--- The data ---
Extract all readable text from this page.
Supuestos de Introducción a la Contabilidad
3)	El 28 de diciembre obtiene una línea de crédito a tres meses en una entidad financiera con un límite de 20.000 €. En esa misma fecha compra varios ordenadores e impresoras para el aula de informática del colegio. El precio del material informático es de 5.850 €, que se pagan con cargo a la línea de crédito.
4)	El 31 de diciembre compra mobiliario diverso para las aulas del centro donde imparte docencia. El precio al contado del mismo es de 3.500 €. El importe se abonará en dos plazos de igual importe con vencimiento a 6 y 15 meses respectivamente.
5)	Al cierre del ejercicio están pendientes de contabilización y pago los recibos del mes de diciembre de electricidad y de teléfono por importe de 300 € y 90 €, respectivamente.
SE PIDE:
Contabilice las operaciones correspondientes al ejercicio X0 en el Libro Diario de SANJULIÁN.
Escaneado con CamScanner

--- What you have to do ---
Copy out the data shown above without altering anything.

--- Full solution ---
Extract all readable text from this page.
Supuestos de Introducción a la Contabilidad
3)	El 28 de diciembre obtiene una línea de crédito a tres meses en una entidad financiera con un límite de 20.000 €. En esa misma fecha compra varios ordenadores e impresoras para el aula de informática del colegio. El precio del material informático es de 5.850 €, que se pagan con cargo a la línea de crédito.
4)	El 31 de diciembre compra mobiliario diverso para las aulas del centro donde imparte docencia. El precio al contado del mismo es de 3.500 €. El importe se abonará en dos plazos de igual importe con vencimiento a 6 y 15 meses respectivamente.
5)	Al cierre del ejercicio están pendientes de contabilización y pago los recibos del mes de diciembre de electricidad y de teléfono por importe de 300 € y 90 €, respectivamente.
SE PIDE:
Contabilice las operaciones correspondientes al ejercicio X0 en el Libro Diario de SANJULIÁN.
Escaneado con CamScanner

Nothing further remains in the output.